From the listing, collect all lines containing the word "주간환수율".
** START Entries supplied **
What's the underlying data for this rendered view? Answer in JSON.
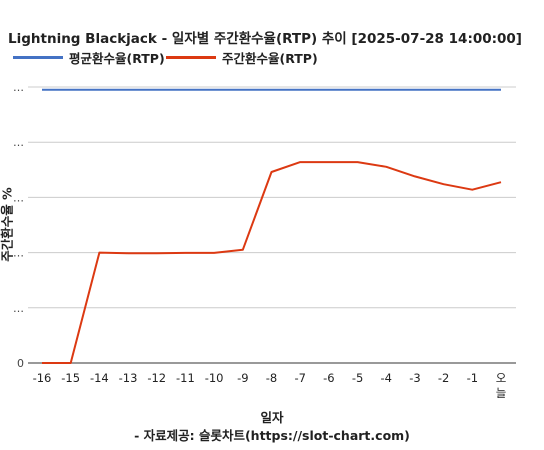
{
  "chart_data": {
    "type": "line",
    "title": "Lightning Blackjack - 일자별 주간환수율(RTP) 추이 [2025-07-28 14:00:00]",
    "xlabel": "일자",
    "ylabel": "주간환수율 %",
    "source": "- 자료제공: 슬롯차트(https://slot-chart.com)",
    "categories": [
      "-16",
      "-15",
      "-14",
      "-13",
      "-12",
      "-11",
      "-10",
      "-9",
      "-8",
      "-7",
      "-6",
      "-5",
      "-4",
      "-3",
      "-2",
      "-1",
      "오늘"
    ],
    "y_tick_labels": [
      "0",
      "…",
      "…",
      "…",
      "…",
      "…"
    ],
    "ylim": [
      0,
      100
    ],
    "grid": true,
    "legend_position": "top-left",
    "series": [
      {
        "name": "평균환수율(RTP)",
        "color": "#4472c4",
        "values": [
          99,
          99,
          99,
          99,
          99,
          99,
          99,
          99,
          99,
          99,
          99,
          99,
          99,
          99,
          99,
          99,
          99
        ]
      },
      {
        "name": "주간환수율(RTP)",
        "color": "#dc3912",
        "values": [
          0,
          0,
          40,
          39.8,
          39.8,
          39.9,
          39.9,
          41,
          69.2,
          72.8,
          72.8,
          72.8,
          71.1,
          67.6,
          64.8,
          62.8,
          65.5
        ]
      }
    ]
  }
}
** END Entries supplied **
Task solution »
    "title": "Lightning Blackjack - 일자별 주간환수율(RTP) 추이 [2025-07-28 14:00:00]",
    "ylabel": "주간환수율 %",
        "name": "주간환수율(RTP)",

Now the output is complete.